- **TASKS FOR THIS EXERCISE**
(1) In the passage on habits and work, retype the part starting with "From that basic" and going on through "Hellish work dungeon.".
(2) Using the passage on habits and work, decide whether each statement below agrees with it, answering yes or no and quoting the deciding words. (a) The video series "Habits" is by Marcus Goodloe. (b) The writer advises anyone stuck in a miserable job to start looking for a new one right away. (c) Scott Harper once worked on a church staff.

- **TEXT**
---+---

Last week, I was talking with a group of friends who provide much of the inspiration for my writing. Truth be known, they provide a great deal of inspiration for how I live. We were discussing a video series called “Habits” by Marcus Goodloe, in which he extols the benefits of creating good habits by making those habits a source of fun. He goes on to talk about serotonin and dopamine in our brains — chemicals that make us feel good when we accomplish something — and how we can harness them to help develop healthy habits.

From that basic framework, our conversation vectored into the topic of creating a work atmosphere where employees share “fun” activities that foster teamwork while enhancing performance through a positive outlook. Now, if you’re an old sourpuss like me, a conversation like that reminds you of a job you once had (or may still be stuck in) with absolutely no upside. In fact, your daily commute to work feels like a descent from the emotional comfort of homelife to the depression of a Hellish work dungeon.

You would expect my advice to anyone in that situation would be to start looking for a new job. Not so fast.

Admittedly, extracting ourselves from negative situations is an admirable goal but what if it’s not viable? What if we don’t have the skillset or financial freedom to make that move? That got me to thinking about a friend of mine — Scott Harper. Scott is an accomplished photographer and videographer. In fact, he took the photo above. As part of Scott’s previous job on a church staff, he went on multiple missionary trips to some of the crappiest places on Earth.

---+---

Records from a collection:

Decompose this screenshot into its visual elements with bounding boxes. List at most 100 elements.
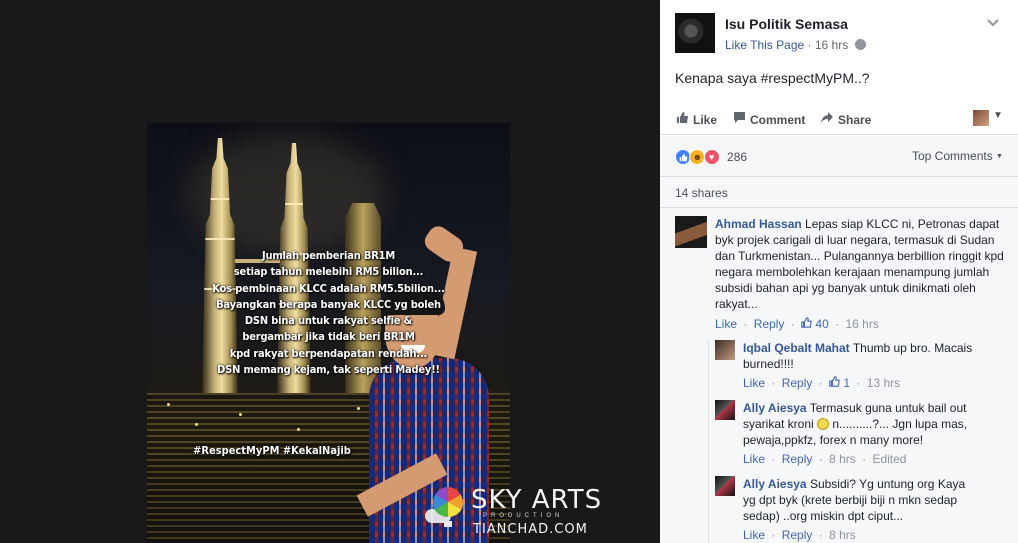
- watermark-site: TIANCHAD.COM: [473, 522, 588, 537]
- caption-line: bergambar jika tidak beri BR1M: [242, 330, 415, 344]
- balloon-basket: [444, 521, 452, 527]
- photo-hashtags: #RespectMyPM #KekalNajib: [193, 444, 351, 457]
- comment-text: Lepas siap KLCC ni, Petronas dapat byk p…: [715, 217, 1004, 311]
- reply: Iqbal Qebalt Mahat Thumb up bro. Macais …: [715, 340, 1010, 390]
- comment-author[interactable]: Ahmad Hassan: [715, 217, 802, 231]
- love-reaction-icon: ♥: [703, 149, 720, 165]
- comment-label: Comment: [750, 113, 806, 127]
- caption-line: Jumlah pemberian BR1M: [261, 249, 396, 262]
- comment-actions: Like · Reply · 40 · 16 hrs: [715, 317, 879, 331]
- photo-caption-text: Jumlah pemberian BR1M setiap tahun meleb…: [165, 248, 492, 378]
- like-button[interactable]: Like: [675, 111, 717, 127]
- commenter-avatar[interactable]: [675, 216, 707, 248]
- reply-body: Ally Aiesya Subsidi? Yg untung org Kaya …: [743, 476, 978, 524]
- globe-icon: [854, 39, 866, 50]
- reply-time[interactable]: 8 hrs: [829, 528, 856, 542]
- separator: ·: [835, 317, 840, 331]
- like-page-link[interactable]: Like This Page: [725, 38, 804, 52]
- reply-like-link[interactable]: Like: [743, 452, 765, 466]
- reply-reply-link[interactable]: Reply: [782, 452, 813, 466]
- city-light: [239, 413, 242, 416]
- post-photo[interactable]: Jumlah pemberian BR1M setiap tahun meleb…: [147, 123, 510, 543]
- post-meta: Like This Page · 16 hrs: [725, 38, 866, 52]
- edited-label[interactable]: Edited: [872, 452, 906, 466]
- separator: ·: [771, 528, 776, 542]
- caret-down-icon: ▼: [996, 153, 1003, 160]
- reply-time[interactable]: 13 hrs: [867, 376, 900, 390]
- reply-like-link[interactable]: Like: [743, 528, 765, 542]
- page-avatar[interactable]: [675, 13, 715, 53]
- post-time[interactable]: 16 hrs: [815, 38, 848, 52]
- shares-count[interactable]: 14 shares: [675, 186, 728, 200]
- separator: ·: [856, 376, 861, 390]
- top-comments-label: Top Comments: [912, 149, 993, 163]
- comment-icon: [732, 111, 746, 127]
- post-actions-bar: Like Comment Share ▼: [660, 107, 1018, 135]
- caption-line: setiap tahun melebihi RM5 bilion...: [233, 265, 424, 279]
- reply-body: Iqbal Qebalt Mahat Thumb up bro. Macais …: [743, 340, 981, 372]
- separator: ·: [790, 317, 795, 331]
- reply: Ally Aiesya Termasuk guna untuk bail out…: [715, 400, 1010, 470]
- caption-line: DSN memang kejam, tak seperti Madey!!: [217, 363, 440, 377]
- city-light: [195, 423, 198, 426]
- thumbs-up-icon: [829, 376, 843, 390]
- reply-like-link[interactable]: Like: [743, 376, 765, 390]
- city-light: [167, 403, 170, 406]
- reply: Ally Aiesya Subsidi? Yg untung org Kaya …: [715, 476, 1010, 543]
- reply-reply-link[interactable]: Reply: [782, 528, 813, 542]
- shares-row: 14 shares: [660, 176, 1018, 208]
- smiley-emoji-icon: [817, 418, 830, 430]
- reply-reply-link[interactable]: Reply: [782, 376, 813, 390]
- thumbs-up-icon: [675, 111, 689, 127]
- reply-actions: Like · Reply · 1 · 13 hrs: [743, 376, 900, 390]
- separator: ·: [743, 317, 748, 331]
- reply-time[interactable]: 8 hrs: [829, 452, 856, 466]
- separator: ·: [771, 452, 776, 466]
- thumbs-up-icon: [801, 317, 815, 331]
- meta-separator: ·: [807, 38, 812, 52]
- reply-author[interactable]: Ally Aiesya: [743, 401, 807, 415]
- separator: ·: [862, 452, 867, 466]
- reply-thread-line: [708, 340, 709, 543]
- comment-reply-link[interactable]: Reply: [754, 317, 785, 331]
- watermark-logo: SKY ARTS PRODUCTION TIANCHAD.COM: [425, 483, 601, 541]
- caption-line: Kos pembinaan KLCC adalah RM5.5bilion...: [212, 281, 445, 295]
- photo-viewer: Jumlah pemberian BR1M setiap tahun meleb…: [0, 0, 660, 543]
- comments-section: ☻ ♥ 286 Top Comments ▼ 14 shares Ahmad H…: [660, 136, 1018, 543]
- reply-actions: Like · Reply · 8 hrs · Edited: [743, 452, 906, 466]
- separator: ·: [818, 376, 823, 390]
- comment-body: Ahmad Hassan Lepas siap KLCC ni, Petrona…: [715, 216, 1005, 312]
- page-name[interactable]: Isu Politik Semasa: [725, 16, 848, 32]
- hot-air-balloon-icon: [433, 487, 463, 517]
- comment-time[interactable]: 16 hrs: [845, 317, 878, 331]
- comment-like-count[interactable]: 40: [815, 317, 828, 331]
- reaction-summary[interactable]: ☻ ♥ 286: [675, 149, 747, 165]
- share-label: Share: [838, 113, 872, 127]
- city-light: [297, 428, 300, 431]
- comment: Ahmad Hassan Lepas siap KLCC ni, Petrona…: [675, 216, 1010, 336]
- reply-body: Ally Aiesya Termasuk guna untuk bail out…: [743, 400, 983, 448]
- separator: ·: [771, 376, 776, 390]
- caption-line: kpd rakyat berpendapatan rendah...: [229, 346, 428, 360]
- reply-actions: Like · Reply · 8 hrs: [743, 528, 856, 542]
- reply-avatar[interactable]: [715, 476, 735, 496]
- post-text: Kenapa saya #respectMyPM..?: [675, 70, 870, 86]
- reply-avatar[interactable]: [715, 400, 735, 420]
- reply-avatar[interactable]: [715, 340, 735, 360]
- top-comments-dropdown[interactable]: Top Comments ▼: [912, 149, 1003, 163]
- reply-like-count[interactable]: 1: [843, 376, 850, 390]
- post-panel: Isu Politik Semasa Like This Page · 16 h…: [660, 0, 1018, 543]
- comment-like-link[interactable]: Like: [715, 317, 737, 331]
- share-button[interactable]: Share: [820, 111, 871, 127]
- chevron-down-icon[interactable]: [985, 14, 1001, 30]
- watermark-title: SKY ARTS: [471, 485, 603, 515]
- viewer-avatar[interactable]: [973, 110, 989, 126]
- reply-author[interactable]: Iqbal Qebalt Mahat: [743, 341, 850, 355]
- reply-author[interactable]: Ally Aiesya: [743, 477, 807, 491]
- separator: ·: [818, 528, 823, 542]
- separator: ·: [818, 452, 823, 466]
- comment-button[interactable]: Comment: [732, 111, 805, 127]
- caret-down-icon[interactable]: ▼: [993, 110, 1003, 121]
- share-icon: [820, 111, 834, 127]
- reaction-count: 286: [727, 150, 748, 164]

---+---

- **ANSWERS BY TASK**
(1)
From that basic framework, our conversation vectored into the topic of creating a work atmosphere where employees share “fun” activities that foster teamwork while enhancing performance through a positive outlook. Now, if you’re an old sourpuss like me, a conversation like that reminds you of a job you once had (or may still be stuck in) with absolutely no upside. In fact, your daily commute to work feels like a descent from the emotional comfort of homelife to the depression of a Hellish work dungeon.

(2)
(a) Yes: "a video series called “Habits” by Marcus Goodloe"
(b) No: "Not so fast."
(c) Yes: "As part of Scott’s previous job on a church staff"